* _EXERCISE DETAILS_
Wherever "JSON" appears in a line, list that line.

* _INFORMATION SUPPLIED_
___

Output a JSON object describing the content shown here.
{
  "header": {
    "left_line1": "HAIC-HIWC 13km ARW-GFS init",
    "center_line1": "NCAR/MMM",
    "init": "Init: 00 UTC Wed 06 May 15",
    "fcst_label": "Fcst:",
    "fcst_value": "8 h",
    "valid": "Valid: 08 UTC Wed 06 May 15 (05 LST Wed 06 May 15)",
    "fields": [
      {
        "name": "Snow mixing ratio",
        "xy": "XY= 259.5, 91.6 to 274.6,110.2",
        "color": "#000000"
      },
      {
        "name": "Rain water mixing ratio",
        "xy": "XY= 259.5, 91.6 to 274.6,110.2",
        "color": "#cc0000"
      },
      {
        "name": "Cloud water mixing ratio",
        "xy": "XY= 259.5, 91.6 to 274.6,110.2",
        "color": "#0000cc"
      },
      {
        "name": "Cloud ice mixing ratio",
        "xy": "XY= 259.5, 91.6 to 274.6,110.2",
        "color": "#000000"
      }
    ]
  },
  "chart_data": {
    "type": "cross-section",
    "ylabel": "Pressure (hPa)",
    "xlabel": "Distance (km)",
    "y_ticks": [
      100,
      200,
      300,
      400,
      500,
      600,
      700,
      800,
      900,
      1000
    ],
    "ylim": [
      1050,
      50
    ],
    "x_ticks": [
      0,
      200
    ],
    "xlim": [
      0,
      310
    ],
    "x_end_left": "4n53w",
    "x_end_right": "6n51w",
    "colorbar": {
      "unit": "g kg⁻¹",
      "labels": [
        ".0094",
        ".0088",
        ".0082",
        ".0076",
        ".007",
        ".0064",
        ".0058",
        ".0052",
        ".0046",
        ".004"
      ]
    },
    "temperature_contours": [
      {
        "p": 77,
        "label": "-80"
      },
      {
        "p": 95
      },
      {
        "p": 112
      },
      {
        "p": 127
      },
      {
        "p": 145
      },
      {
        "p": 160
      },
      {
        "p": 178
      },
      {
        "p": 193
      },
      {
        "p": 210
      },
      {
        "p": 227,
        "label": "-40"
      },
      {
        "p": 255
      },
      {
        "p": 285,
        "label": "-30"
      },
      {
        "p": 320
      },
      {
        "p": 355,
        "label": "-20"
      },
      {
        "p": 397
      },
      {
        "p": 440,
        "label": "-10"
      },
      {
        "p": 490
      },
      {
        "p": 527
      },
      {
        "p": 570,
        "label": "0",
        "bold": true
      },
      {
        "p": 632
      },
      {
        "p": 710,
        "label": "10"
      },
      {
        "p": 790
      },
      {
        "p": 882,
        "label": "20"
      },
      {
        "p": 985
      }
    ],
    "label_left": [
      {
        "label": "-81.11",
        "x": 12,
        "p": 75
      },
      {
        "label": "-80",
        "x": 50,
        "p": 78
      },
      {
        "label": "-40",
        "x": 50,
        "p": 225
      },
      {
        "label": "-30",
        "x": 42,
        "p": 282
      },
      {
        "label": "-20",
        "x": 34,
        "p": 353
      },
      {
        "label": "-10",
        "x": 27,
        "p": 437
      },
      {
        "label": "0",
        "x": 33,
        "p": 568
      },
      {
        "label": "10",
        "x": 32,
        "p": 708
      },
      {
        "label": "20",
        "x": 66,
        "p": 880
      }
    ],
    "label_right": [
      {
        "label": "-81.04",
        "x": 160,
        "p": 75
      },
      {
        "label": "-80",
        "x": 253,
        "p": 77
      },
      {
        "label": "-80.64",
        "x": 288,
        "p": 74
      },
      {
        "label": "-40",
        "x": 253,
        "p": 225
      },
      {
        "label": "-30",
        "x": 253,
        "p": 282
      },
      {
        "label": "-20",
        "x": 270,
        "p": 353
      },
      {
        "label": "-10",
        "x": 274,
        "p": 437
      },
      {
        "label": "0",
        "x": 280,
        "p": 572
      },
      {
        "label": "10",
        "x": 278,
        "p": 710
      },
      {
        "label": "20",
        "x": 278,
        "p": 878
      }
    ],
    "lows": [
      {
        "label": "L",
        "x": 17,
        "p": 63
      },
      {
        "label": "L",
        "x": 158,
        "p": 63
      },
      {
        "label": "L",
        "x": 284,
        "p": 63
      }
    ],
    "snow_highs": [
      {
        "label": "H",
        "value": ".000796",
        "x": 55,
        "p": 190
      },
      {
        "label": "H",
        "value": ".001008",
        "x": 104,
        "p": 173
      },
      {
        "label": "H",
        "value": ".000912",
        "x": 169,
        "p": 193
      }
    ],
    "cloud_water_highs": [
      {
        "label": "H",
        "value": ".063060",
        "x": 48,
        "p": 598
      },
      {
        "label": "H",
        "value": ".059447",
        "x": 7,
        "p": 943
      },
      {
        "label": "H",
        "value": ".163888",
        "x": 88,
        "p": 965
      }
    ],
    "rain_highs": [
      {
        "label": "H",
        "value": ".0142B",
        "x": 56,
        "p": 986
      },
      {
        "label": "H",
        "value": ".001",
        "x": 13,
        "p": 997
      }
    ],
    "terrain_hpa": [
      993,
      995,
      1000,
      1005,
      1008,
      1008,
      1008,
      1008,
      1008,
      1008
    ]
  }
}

___

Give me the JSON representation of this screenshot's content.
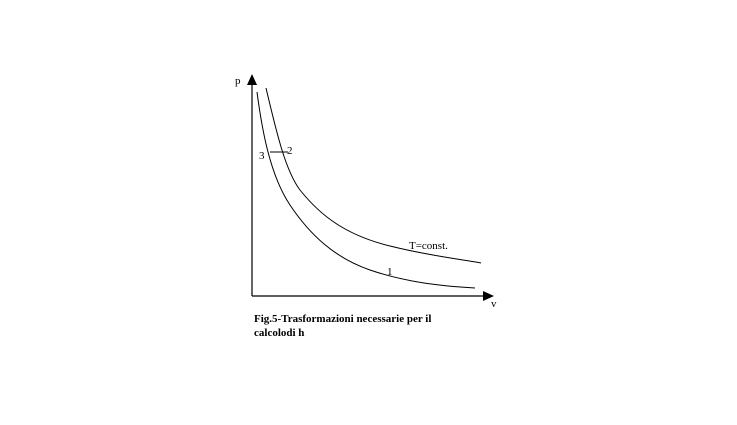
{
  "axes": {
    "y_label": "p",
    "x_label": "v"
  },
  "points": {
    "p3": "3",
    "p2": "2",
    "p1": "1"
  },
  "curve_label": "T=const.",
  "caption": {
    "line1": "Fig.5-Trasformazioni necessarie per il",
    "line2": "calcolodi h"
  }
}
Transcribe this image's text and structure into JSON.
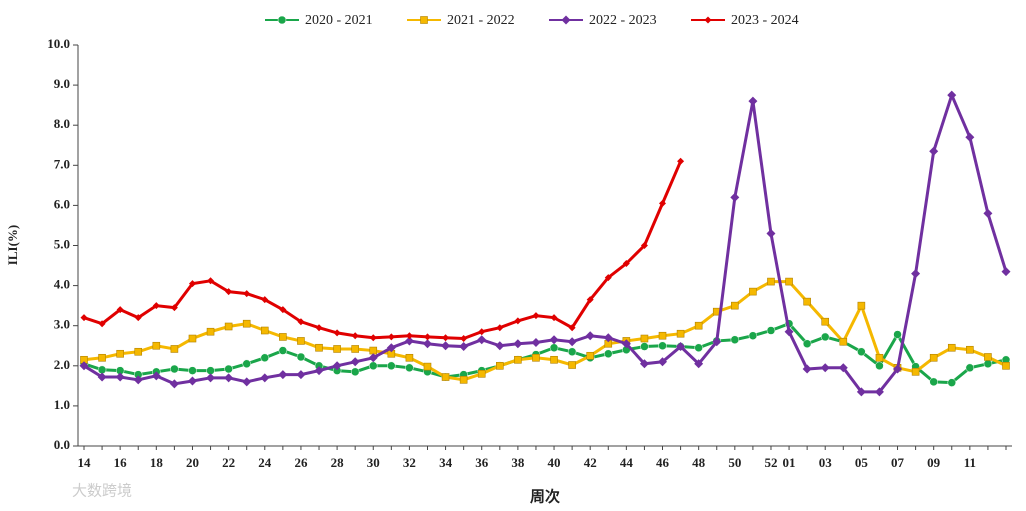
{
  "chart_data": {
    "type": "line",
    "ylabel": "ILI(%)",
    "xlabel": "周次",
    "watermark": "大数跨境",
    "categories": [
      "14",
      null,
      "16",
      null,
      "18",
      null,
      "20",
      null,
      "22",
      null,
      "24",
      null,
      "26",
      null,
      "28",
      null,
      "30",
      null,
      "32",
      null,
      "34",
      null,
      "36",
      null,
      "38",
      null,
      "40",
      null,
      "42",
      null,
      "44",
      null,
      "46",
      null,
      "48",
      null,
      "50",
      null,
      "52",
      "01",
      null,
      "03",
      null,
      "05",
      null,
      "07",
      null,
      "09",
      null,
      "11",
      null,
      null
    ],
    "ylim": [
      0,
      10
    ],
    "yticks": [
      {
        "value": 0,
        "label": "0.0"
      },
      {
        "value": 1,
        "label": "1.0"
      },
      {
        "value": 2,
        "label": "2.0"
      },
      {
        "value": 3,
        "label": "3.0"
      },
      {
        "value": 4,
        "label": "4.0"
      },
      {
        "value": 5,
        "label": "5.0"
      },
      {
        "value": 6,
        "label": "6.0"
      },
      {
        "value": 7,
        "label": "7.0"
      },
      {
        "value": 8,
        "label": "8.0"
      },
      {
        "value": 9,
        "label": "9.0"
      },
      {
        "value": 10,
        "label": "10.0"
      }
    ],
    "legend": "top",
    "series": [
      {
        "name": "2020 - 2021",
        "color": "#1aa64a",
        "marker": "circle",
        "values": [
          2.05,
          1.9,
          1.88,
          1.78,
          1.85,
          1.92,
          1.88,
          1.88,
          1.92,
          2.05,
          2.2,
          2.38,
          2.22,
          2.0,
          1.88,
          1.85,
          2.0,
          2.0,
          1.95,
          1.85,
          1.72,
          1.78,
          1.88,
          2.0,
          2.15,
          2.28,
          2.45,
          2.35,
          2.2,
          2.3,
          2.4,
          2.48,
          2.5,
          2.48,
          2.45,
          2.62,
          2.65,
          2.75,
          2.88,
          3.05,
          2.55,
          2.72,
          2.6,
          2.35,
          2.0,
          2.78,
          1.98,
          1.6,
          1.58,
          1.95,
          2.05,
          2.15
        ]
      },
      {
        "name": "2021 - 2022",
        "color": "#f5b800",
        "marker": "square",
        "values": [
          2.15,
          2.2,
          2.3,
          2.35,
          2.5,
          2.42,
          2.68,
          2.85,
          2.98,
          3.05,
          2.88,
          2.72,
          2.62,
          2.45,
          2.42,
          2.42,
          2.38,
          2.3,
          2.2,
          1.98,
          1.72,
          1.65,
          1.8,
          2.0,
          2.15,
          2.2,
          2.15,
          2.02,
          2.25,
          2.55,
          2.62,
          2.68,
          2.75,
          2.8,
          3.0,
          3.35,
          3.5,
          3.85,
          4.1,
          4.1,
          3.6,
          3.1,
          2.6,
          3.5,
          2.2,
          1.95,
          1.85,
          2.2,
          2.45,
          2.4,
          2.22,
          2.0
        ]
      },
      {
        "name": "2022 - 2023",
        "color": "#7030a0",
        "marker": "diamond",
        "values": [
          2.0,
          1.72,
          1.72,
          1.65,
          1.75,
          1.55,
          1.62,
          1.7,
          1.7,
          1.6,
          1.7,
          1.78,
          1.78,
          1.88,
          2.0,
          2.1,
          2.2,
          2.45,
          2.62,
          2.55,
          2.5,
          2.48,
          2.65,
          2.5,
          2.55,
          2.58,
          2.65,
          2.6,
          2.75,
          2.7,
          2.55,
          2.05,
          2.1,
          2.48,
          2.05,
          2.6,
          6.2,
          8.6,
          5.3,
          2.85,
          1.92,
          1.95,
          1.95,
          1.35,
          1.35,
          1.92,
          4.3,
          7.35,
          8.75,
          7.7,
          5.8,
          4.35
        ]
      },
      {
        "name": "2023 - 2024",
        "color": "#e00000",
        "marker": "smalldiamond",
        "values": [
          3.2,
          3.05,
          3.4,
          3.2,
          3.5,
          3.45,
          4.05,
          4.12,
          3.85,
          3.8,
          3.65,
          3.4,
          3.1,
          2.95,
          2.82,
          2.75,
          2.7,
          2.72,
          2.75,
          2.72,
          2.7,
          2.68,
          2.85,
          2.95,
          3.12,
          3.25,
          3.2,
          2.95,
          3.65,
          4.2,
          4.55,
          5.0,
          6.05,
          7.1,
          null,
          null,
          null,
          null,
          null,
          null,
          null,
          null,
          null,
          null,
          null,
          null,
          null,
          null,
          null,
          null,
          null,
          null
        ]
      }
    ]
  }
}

___

* _THE REPLY_
Output a JSON object describing the content shown here.
Give me the JSON representation of this screenshot's content.
Transcribe this image's text and structure into JSON.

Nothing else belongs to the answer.